--- Begin Listed entries ---

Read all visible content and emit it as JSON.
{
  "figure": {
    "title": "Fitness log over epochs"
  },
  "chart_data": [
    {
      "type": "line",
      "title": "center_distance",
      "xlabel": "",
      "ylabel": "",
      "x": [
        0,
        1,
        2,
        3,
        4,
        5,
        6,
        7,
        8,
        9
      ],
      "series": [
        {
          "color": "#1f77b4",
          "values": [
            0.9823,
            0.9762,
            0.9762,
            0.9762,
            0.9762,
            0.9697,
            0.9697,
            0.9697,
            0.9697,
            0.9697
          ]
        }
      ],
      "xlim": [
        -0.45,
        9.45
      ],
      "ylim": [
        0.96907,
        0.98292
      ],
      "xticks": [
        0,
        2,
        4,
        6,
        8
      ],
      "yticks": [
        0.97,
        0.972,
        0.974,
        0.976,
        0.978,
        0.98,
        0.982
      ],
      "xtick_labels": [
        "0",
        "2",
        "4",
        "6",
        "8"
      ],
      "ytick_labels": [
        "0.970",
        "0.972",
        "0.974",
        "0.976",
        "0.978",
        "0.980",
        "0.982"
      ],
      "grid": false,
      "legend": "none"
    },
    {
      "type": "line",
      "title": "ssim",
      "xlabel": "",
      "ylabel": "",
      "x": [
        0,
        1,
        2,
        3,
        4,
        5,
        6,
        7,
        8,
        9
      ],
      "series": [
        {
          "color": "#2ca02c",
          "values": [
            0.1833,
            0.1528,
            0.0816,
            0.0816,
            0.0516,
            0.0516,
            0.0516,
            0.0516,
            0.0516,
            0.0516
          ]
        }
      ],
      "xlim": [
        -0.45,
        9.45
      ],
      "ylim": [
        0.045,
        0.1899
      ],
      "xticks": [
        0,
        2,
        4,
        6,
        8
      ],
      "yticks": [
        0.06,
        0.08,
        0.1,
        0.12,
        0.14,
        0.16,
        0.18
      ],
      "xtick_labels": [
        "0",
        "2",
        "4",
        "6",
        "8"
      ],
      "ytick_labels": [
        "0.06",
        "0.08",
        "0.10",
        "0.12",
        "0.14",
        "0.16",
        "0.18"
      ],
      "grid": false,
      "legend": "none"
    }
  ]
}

--- End Listed entries ---

Aim of the task:
Please set down all the data word for word.

Task solution:
Read all visible content and emit it as JSON.
{
  "figure": {
    "title": "Fitness log over epochs"
  },
  "chart_data": [
    {
      "type": "line",
      "title": "center_distance",
      "xlabel": "",
      "ylabel": "",
      "x": [
        0,
        1,
        2,
        3,
        4,
        5,
        6,
        7,
        8,
        9
      ],
      "series": [
        {
          "color": "#1f77b4",
          "values": [
            0.9823,
            0.9762,
            0.9762,
            0.9762,
            0.9762,
            0.9697,
            0.9697,
            0.9697,
            0.9697,
            0.9697
          ]
        }
      ],
      "xlim": [
        -0.45,
        9.45
      ],
      "ylim": [
        0.96907,
        0.98292
      ],
      "xticks": [
        0,
        2,
        4,
        6,
        8
      ],
      "yticks": [
        0.97,
        0.972,
        0.974,
        0.976,
        0.978,
        0.98,
        0.982
      ],
      "xtick_labels": [
        "0",
        "2",
        "4",
        "6",
        "8"
      ],
      "ytick_labels": [
        "0.970",
        "0.972",
        "0.974",
        "0.976",
        "0.978",
        "0.980",
        "0.982"
      ],
      "grid": false,
      "legend": "none"
    },
    {
      "type": "line",
      "title": "ssim",
      "xlabel": "",
      "ylabel": "",
      "x": [
        0,
        1,
        2,
        3,
        4,
        5,
        6,
        7,
        8,
        9
      ],
      "series": [
        {
          "color": "#2ca02c",
          "values": [
            0.1833,
            0.1528,
            0.0816,
            0.0816,
            0.0516,
            0.0516,
            0.0516,
            0.0516,
            0.0516,
            0.0516
          ]
        }
      ],
      "xlim": [
        -0.45,
        9.45
      ],
      "ylim": [
        0.045,
        0.1899
      ],
      "xticks": [
        0,
        2,
        4,
        6,
        8
      ],
      "yticks": [
        0.06,
        0.08,
        0.1,
        0.12,
        0.14,
        0.16,
        0.18
      ],
      "xtick_labels": [
        "0",
        "2",
        "4",
        "6",
        "8"
      ],
      "ytick_labels": [
        "0.06",
        "0.08",
        "0.10",
        "0.12",
        "0.14",
        "0.16",
        "0.18"
      ],
      "grid": false,
      "legend": "none"
    }
  ]
}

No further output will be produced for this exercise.